[TASK OBJECTIVE]
Lift out each line of the data that holds "Transaction".

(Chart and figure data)
■ ■ ■ ■
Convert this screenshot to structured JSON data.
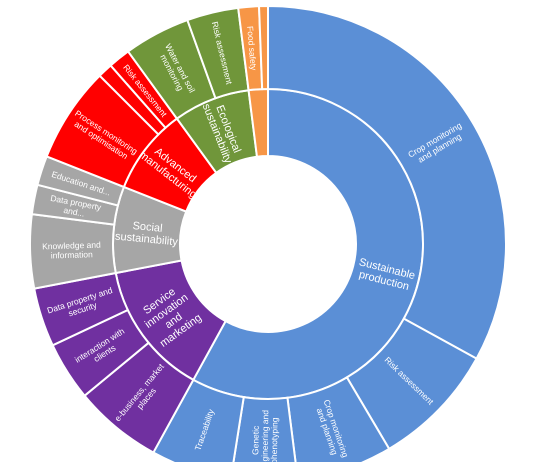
{
  "chart_data": {
    "type": "sunburst",
    "title": "",
    "legend": "none",
    "colors": {
      "sustainable_production": "#5B8FD6",
      "service_innovation": "#7030A0",
      "social_sustainability": "#A6A6A6",
      "advanced_manufacturing": "#FF0000",
      "ecological_sustainability": "#70963A",
      "other": "#F79646",
      "border": "#FFFFFF"
    },
    "inner_ring": [
      {
        "name": "Sustainable production",
        "value": 58.0,
        "color_key": "sustainable_production"
      },
      {
        "name": "Service innovation and marketing",
        "value": 14.0,
        "color_key": "service_innovation"
      },
      {
        "name": "Social sustainability",
        "value": 9.0,
        "color_key": "social_sustainability"
      },
      {
        "name": "Advanced manufacturing",
        "value": 9.0,
        "color_key": "advanced_manufacturing"
      },
      {
        "name": "Ecological sustainability",
        "value": 8.0,
        "color_key": "ecological_sustainability"
      },
      {
        "name": "",
        "value": 2.0,
        "color_key": "other"
      }
    ],
    "outer_ring": [
      {
        "name": "Crop monitoring and planning",
        "parent": "Sustainable production",
        "value": 33.0
      },
      {
        "name": "Risk assessment",
        "parent": "Sustainable production",
        "value": 8.5
      },
      {
        "name": "Crop monitoring and planning",
        "parent": "Sustainable production",
        "value": 6.5
      },
      {
        "name": "Genetic engineering and phenotyping",
        "parent": "Sustainable production",
        "value": 4.5
      },
      {
        "name": "Traceability",
        "parent": "Sustainable production",
        "value": 5.5
      },
      {
        "name": "e-business, market places",
        "parent": "Service innovation and marketing",
        "value": 6.0
      },
      {
        "name": "interaction with clients",
        "parent": "Service innovation and marketing",
        "value": 4.0
      },
      {
        "name": "Data property and security",
        "parent": "Service innovation and marketing",
        "value": 4.0
      },
      {
        "name": "Knowledge and information",
        "parent": "Social sustainability",
        "value": 5.0
      },
      {
        "name": "Data property and...",
        "parent": "Social sustainability",
        "value": 2.0
      },
      {
        "name": "Education and...",
        "parent": "Social sustainability",
        "value": 2.0
      },
      {
        "name": "Process monitoring and optimisation",
        "parent": "Advanced manufacturing",
        "value": 6.5
      },
      {
        "name": "",
        "parent": "Advanced manufacturing",
        "value": 1.0
      },
      {
        "name": "Risk assessment",
        "parent": "Advanced manufacturing",
        "value": 1.5
      },
      {
        "name": "Water and soil monitoring",
        "parent": "Ecological sustainability",
        "value": 4.5
      },
      {
        "name": "Risk assessment",
        "parent": "Ecological sustainability",
        "value": 3.5
      },
      {
        "name": "Food safety",
        "parent": "",
        "value": 1.4
      },
      {
        "name": "",
        "parent": "",
        "value": 0.6
      }
    ]
  }
}
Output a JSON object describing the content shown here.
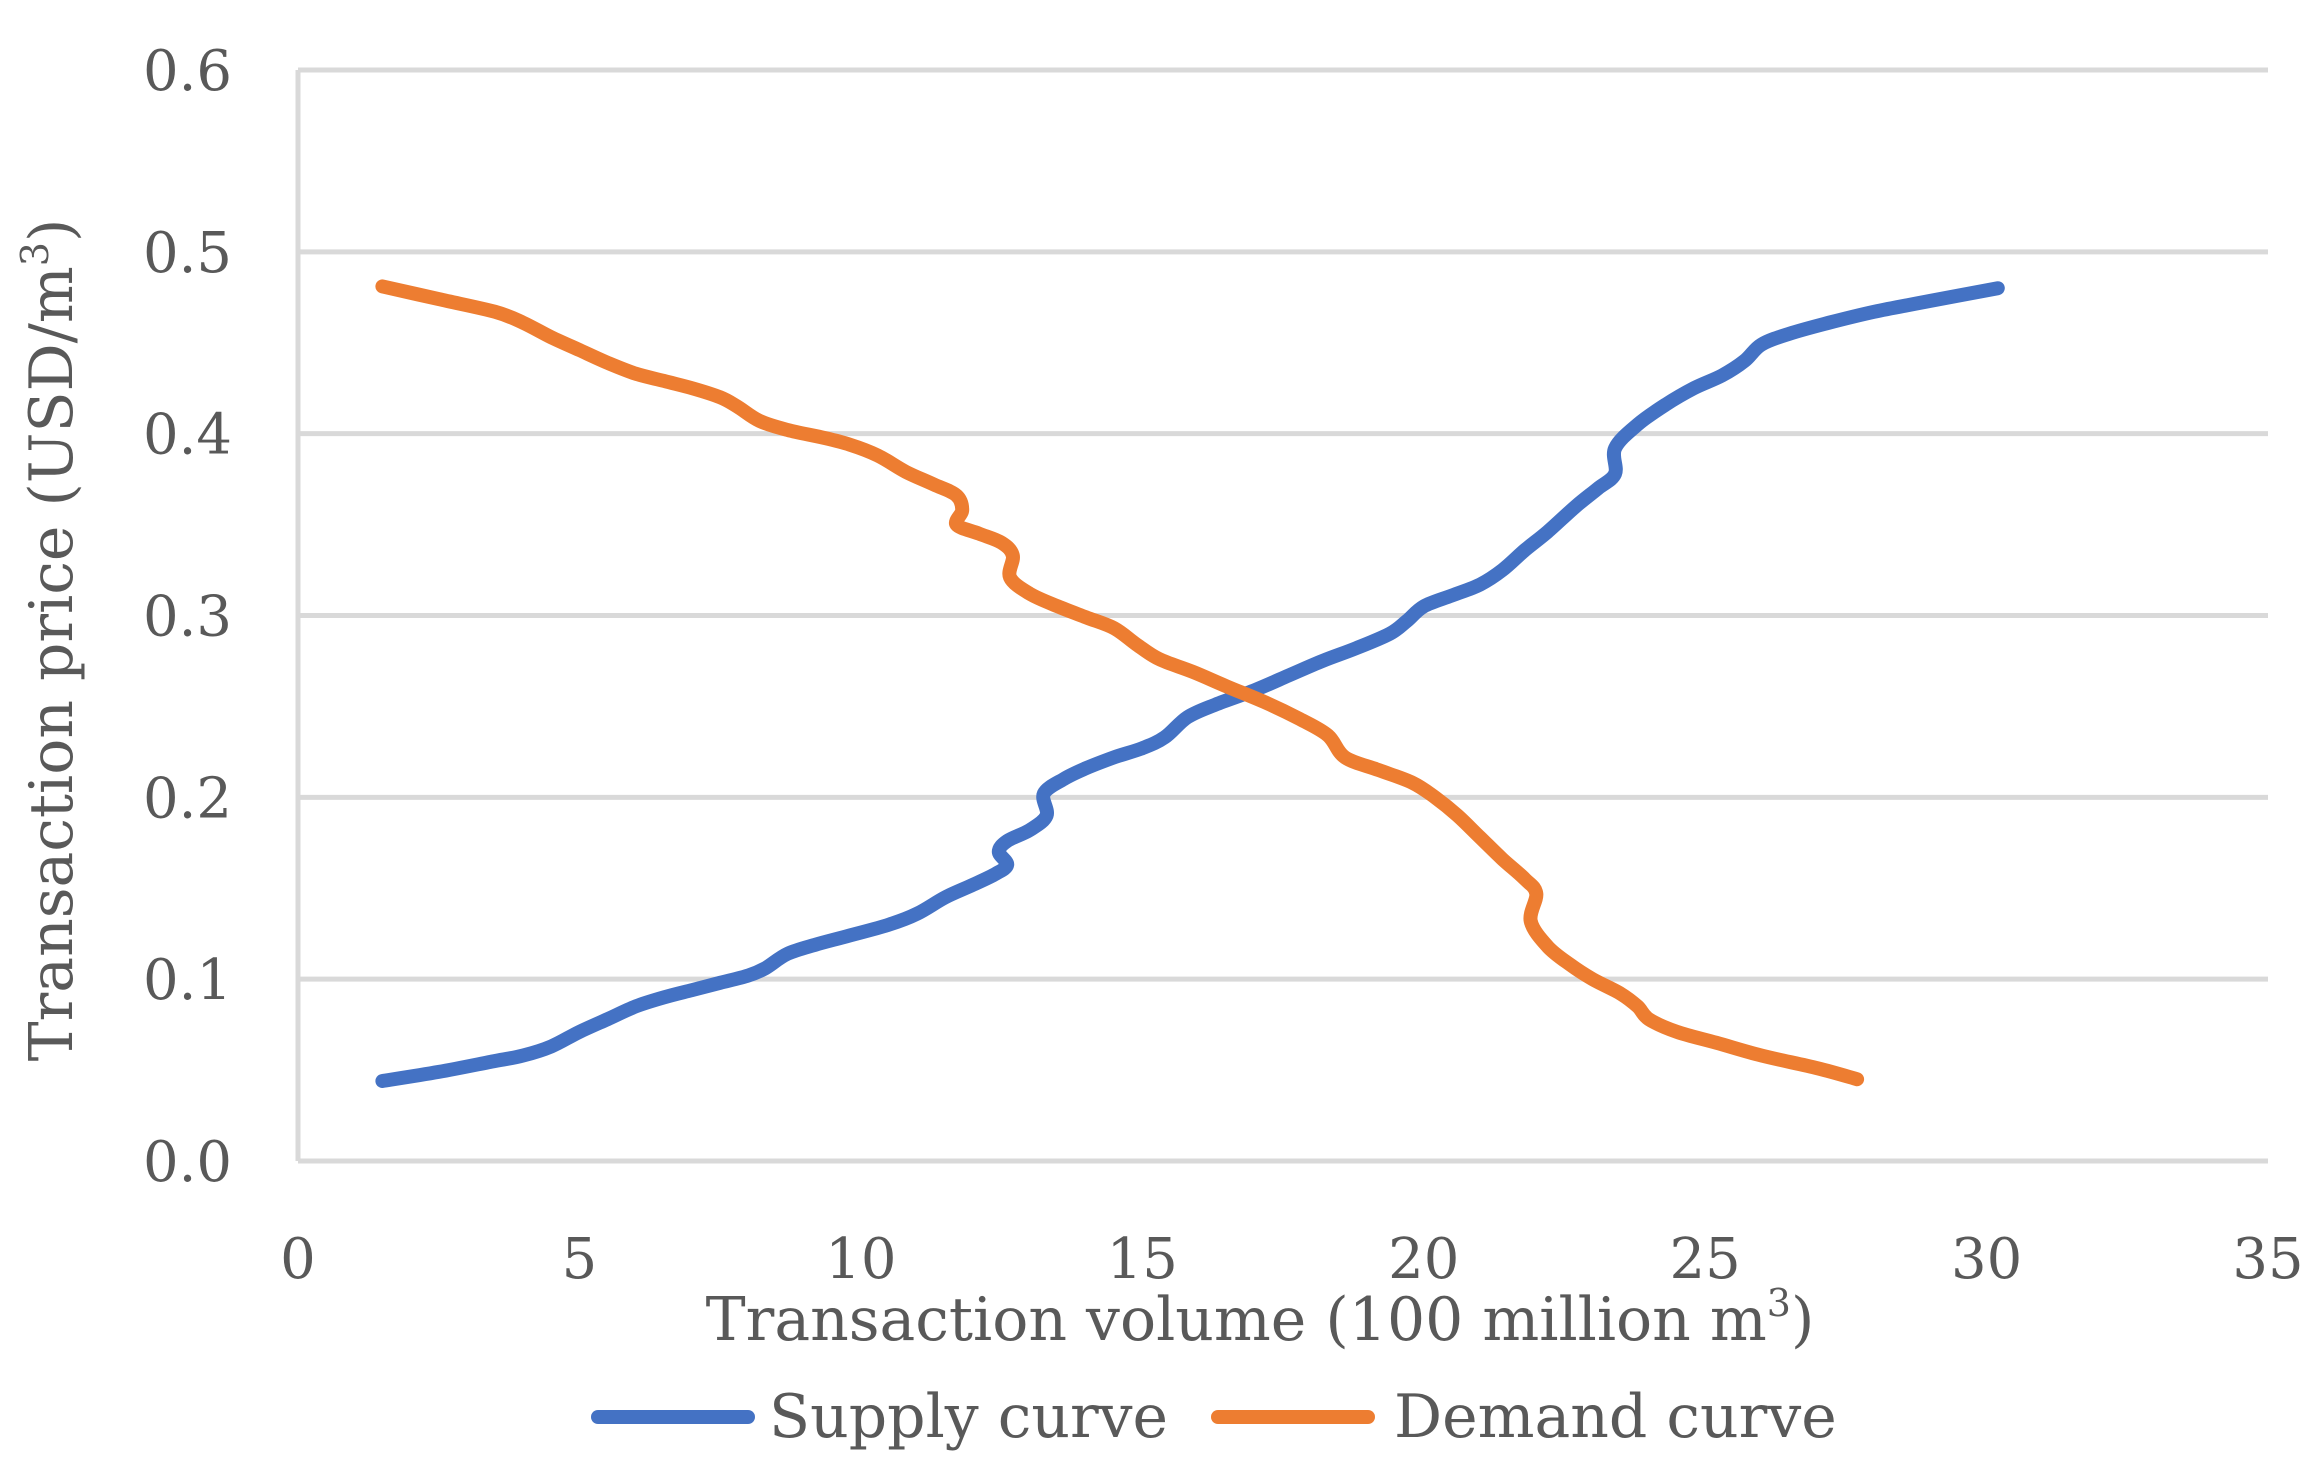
{
  "chart_data": {
    "type": "line",
    "title": "",
    "xlabel": "Transaction volume (100 million m",
    "xlabel_sup": "3",
    "xlabel_end": ")",
    "ylabel": "Transaction price (USD/m",
    "ylabel_sup": "3",
    "ylabel_end": ")",
    "xlim": [
      0,
      35
    ],
    "ylim": [
      0,
      0.6
    ],
    "xticks": [
      0,
      5,
      10,
      15,
      20,
      25,
      30,
      35
    ],
    "yticks": [
      "0.0",
      "0.1",
      "0.2",
      "0.3",
      "0.4",
      "0.5",
      "0.6"
    ],
    "grid": true,
    "legend_position": "bottom",
    "series": [
      {
        "name": "Supply curve",
        "color": "#4472C4",
        "points": [
          [
            1.5,
            0.044
          ],
          [
            2.5,
            0.049
          ],
          [
            3.5,
            0.055
          ],
          [
            4.0,
            0.058
          ],
          [
            4.5,
            0.063
          ],
          [
            5.0,
            0.071
          ],
          [
            5.5,
            0.078
          ],
          [
            6.0,
            0.085
          ],
          [
            6.5,
            0.09
          ],
          [
            7.0,
            0.094
          ],
          [
            7.5,
            0.098
          ],
          [
            8.0,
            0.102
          ],
          [
            8.3,
            0.106
          ],
          [
            8.7,
            0.114
          ],
          [
            9.2,
            0.119
          ],
          [
            9.8,
            0.124
          ],
          [
            10.5,
            0.13
          ],
          [
            11.0,
            0.136
          ],
          [
            11.5,
            0.145
          ],
          [
            12.0,
            0.152
          ],
          [
            12.4,
            0.158
          ],
          [
            12.6,
            0.163
          ],
          [
            12.45,
            0.17
          ],
          [
            12.6,
            0.176
          ],
          [
            13.0,
            0.182
          ],
          [
            13.3,
            0.19
          ],
          [
            13.25,
            0.202
          ],
          [
            13.6,
            0.21
          ],
          [
            14.0,
            0.216
          ],
          [
            14.5,
            0.222
          ],
          [
            15.0,
            0.227
          ],
          [
            15.4,
            0.233
          ],
          [
            15.8,
            0.244
          ],
          [
            16.3,
            0.251
          ],
          [
            17.0,
            0.259
          ],
          [
            17.6,
            0.267
          ],
          [
            18.2,
            0.275
          ],
          [
            18.8,
            0.282
          ],
          [
            19.4,
            0.29
          ],
          [
            19.7,
            0.297
          ],
          [
            20.0,
            0.305
          ],
          [
            20.5,
            0.311
          ],
          [
            21.0,
            0.317
          ],
          [
            21.4,
            0.325
          ],
          [
            21.8,
            0.336
          ],
          [
            22.2,
            0.346
          ],
          [
            22.7,
            0.36
          ],
          [
            23.1,
            0.37
          ],
          [
            23.4,
            0.378
          ],
          [
            23.4,
            0.392
          ],
          [
            23.8,
            0.405
          ],
          [
            24.3,
            0.416
          ],
          [
            24.8,
            0.425
          ],
          [
            25.3,
            0.432
          ],
          [
            25.7,
            0.44
          ],
          [
            26.0,
            0.449
          ],
          [
            26.5,
            0.455
          ],
          [
            27.2,
            0.461
          ],
          [
            28.0,
            0.467
          ],
          [
            29.0,
            0.473
          ],
          [
            30.2,
            0.48
          ]
        ]
      },
      {
        "name": "Demand curve",
        "color": "#ED7D31",
        "points": [
          [
            1.5,
            0.481
          ],
          [
            2.5,
            0.474
          ],
          [
            3.5,
            0.467
          ],
          [
            4.0,
            0.461
          ],
          [
            4.5,
            0.453
          ],
          [
            5.0,
            0.446
          ],
          [
            5.5,
            0.439
          ],
          [
            6.0,
            0.433
          ],
          [
            6.5,
            0.429
          ],
          [
            7.0,
            0.425
          ],
          [
            7.5,
            0.42
          ],
          [
            7.8,
            0.415
          ],
          [
            8.2,
            0.407
          ],
          [
            8.7,
            0.402
          ],
          [
            9.3,
            0.398
          ],
          [
            9.8,
            0.394
          ],
          [
            10.3,
            0.388
          ],
          [
            10.8,
            0.379
          ],
          [
            11.3,
            0.372
          ],
          [
            11.7,
            0.366
          ],
          [
            11.8,
            0.358
          ],
          [
            11.7,
            0.35
          ],
          [
            12.1,
            0.345
          ],
          [
            12.5,
            0.34
          ],
          [
            12.7,
            0.333
          ],
          [
            12.65,
            0.321
          ],
          [
            13.0,
            0.312
          ],
          [
            13.5,
            0.305
          ],
          [
            14.0,
            0.299
          ],
          [
            14.5,
            0.293
          ],
          [
            14.9,
            0.284
          ],
          [
            15.3,
            0.276
          ],
          [
            15.9,
            0.269
          ],
          [
            16.5,
            0.261
          ],
          [
            17.2,
            0.252
          ],
          [
            17.8,
            0.243
          ],
          [
            18.3,
            0.234
          ],
          [
            18.6,
            0.222
          ],
          [
            19.2,
            0.215
          ],
          [
            19.8,
            0.208
          ],
          [
            20.2,
            0.2
          ],
          [
            20.6,
            0.19
          ],
          [
            21.0,
            0.178
          ],
          [
            21.4,
            0.166
          ],
          [
            21.8,
            0.155
          ],
          [
            22.0,
            0.147
          ],
          [
            21.9,
            0.132
          ],
          [
            22.2,
            0.118
          ],
          [
            22.6,
            0.108
          ],
          [
            23.0,
            0.1
          ],
          [
            23.5,
            0.092
          ],
          [
            23.8,
            0.085
          ],
          [
            24.0,
            0.078
          ],
          [
            24.5,
            0.071
          ],
          [
            25.2,
            0.065
          ],
          [
            26.0,
            0.058
          ],
          [
            27.0,
            0.051
          ],
          [
            27.7,
            0.045
          ]
        ]
      }
    ]
  }
}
■ ■ ■ ■
[EXERCISE ANSWER]
    "xlabel": "Transaction volume (100 million m",
    "ylabel": "Transaction price (USD/m",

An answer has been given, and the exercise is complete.